> **TRECHO EXTRAÍDO**:
* * * * *

Por Caren Ruotti
Com a consolidação do PCC (marcado por disputas externas e internas), há progressivamente a instauração de um novo equilíbrio de poder. Esse processo teve como consequência alterações nas formas de gerir as condutas da população carcerária, notadamente pela instituição de um ordenamento específico, com interdições, previsão de punições, mecanismos de diferenciações e exclusões entre os presos.
Observa-se paulatinamente um deslocamento nos mecanismos de resolução de conflitos, não mais instituídos de maneira individualizada ou localizada em decisões pessoalizadas do PCC, mas estabelecida de modo coletivo. Assim, a resolução dos litígios transforma-se em prerrogativa dos membros da organização através do funcionamento dos “debates” ou “tribunais do crime”. Tudo isso gestado às margens do Estado, que tem transferido aos próprios presos a função de gerenciar o cotidiano prisional.
No Brasil, as mudanças no padrão de criminalidade e seus efeitos nas experiências da população têm se constituído em problemática central nos estudos sobre a violência e uma preocupação constante na vida diária, sobretudo nos centros urbanos (Adorno, 1996). Dentre essas transformações destacam-se o surgimento e o fortalecimento de diferentes grupos de caráter mais “organizado” ou “articulado”[¹], com bases internacionais, voltados para atividades criminais, especialmente em torno do tráfico de drogas e armas, mas também dedicado a roubos de cargas, assaltos a empresas de transporte de valores e prédios de luxo, entre outros. Grupos que foram conformados, em grande parte, no interior do sistema prisional e que vêm adquirindo forte territorialização em “áreas periféricas” ou “favelas” de diferentes localidades do país, apresentando grande potencial no uso da força física (Misse, 1999; Zaluar, 2004; Dias, 2013).

* * * * *

> **LINHAS DE DADOS**:
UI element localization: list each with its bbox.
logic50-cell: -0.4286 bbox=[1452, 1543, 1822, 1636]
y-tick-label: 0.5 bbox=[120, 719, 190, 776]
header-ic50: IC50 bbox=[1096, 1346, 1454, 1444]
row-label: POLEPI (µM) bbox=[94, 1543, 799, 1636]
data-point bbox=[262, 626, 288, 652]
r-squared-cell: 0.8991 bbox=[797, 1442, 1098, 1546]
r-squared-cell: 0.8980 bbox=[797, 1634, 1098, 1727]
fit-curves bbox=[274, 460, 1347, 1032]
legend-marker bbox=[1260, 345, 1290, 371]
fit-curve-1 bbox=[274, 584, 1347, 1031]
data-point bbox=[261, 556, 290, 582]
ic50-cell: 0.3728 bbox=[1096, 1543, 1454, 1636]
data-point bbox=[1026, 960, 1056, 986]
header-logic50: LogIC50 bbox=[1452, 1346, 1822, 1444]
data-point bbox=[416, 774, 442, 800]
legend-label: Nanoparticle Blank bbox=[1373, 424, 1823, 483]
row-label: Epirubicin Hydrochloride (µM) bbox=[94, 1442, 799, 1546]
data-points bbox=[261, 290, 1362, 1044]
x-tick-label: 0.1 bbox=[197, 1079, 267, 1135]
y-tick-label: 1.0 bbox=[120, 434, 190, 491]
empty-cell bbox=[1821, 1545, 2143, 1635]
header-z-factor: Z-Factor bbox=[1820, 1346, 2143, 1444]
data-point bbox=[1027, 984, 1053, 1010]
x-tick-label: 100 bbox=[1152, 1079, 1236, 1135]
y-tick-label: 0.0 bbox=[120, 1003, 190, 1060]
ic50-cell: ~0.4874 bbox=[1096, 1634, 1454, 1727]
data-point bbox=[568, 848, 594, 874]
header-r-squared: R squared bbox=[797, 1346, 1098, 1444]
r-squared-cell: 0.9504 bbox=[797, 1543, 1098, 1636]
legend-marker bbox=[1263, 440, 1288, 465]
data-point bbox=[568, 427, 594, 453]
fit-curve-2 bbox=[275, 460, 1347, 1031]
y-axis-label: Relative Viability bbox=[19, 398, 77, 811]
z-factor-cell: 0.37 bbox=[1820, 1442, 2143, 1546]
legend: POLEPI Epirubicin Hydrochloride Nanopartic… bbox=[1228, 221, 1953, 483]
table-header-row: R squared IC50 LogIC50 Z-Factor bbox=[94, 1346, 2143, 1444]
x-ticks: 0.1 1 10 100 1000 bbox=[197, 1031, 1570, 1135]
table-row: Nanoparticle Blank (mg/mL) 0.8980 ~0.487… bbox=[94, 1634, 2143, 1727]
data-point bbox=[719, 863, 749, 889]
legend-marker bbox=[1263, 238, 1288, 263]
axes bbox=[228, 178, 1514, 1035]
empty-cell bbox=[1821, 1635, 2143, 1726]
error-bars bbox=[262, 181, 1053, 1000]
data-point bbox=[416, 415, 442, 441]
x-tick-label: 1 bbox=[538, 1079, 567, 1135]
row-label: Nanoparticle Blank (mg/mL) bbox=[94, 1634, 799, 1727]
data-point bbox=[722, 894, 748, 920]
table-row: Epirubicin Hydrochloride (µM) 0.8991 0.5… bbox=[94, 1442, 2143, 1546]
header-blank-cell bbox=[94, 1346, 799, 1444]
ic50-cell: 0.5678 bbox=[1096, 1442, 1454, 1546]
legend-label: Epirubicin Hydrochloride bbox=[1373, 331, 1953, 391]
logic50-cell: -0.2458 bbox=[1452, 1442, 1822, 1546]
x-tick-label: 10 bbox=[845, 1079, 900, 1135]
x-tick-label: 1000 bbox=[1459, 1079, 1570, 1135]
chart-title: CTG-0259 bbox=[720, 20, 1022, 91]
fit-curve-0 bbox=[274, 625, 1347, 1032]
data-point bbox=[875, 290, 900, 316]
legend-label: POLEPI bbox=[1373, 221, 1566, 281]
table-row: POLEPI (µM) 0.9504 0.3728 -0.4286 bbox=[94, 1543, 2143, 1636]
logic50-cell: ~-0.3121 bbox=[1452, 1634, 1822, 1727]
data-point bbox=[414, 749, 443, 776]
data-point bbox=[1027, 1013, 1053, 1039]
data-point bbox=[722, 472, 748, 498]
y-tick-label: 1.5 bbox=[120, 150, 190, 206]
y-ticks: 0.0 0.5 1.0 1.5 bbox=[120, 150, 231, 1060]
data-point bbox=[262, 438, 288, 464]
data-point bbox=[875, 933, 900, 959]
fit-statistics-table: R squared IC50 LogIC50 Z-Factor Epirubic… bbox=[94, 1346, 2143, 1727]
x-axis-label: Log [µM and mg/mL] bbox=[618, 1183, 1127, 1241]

* * * * *

> **INSTRUÇÃO**: Reproduza na íntegra e sem nenhuma alteração o trecho acima sobre o PCC e o sistema prisional.

> **RESPOSTA CORRETA**:
Por Caren Ruotti
Com a consolidação do PCC (marcado por disputas externas e internas), há progressivamente a instauração de um novo equilíbrio de poder. Esse processo teve como consequência alterações nas formas de gerir as condutas da população carcerária, notadamente pela instituição de um ordenamento específico, com interdições, previsão de punições, mecanismos de diferenciações e exclusões entre os presos.
Observa-se paulatinamente um deslocamento nos mecanismos de resolução de conflitos, não mais instituídos de maneira individualizada ou localizada em decisões pessoalizadas do PCC, mas estabelecida de modo coletivo. Assim, a resolução dos litígios transforma-se em prerrogativa dos membros da organização através do funcionamento dos “debates” ou “tribunais do crime”. Tudo isso gestado às margens do Estado, que tem transferido aos próprios presos a função de gerenciar o cotidiano prisional.
No Brasil, as mudanças no padrão de criminalidade e seus efeitos nas experiências da população têm se constituído em problemática central nos estudos sobre a violência e uma preocupação constante na vida diária, sobretudo nos centros urbanos (Adorno, 1996). Dentre essas transformações destacam-se o surgimento e o fortalecimento de diferentes grupos de caráter mais “organizado” ou “articulado”[¹], com bases internacionais, voltados para atividades criminais, especialmente em torno do tráfico de drogas e armas, mas também dedicado a roubos de cargas, assaltos a empresas de transporte de valores e prédios de luxo, entre outros. Grupos que foram conformados, em grande parte, no interior do sistema prisional e que vêm adquirindo forte territorialização em “áreas periféricas” ou “favelas” de diferentes localidades do país, apresentando grande potencial no uso da força física (Misse, 1999; Zaluar, 2004; Dias, 2013).